§ **Instructions to follow**
Each line containing the word "structure" needs to be copied.

§ **Items listed in a dataset**
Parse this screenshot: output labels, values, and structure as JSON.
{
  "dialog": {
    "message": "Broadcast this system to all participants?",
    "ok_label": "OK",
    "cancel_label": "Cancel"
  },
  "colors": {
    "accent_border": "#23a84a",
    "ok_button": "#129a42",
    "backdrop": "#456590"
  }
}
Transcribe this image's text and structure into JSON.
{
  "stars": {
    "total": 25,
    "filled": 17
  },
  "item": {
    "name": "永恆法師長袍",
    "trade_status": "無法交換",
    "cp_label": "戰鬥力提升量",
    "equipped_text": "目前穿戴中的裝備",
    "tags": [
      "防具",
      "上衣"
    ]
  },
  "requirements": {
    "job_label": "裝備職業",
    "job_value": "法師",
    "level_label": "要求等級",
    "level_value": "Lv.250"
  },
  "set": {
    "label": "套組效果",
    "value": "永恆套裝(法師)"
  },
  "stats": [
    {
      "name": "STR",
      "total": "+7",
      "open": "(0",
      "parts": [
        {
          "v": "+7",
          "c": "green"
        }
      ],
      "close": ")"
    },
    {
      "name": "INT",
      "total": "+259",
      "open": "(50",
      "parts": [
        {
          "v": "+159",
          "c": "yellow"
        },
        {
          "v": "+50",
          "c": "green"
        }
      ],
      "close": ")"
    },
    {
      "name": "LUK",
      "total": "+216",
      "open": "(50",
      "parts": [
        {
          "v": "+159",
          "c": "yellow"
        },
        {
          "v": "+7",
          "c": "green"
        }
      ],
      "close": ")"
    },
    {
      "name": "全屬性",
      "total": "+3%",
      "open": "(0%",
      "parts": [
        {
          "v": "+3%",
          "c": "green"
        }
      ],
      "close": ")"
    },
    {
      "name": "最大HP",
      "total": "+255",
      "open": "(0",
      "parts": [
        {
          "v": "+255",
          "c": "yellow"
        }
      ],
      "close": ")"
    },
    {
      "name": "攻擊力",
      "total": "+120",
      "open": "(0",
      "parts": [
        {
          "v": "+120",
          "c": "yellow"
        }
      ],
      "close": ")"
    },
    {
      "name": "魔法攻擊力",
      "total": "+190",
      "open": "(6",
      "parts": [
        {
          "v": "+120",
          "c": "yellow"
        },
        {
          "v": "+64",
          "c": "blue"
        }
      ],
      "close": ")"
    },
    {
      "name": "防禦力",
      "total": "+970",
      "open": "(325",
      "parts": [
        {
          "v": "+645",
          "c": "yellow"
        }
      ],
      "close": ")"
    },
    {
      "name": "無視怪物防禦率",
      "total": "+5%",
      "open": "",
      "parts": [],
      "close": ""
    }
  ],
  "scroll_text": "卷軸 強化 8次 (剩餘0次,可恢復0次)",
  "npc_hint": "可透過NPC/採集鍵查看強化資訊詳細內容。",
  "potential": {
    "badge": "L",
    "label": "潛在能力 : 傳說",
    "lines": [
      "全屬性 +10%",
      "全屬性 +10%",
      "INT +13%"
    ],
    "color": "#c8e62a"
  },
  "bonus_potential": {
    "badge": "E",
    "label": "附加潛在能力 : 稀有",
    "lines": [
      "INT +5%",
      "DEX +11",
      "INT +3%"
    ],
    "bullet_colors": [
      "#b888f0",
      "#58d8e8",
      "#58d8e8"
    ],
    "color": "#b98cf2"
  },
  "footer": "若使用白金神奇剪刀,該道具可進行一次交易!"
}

§ **Task solution**
Parse this screenshot: output labels, values, and structure as JSON.
Transcribe this image's text and structure into JSON.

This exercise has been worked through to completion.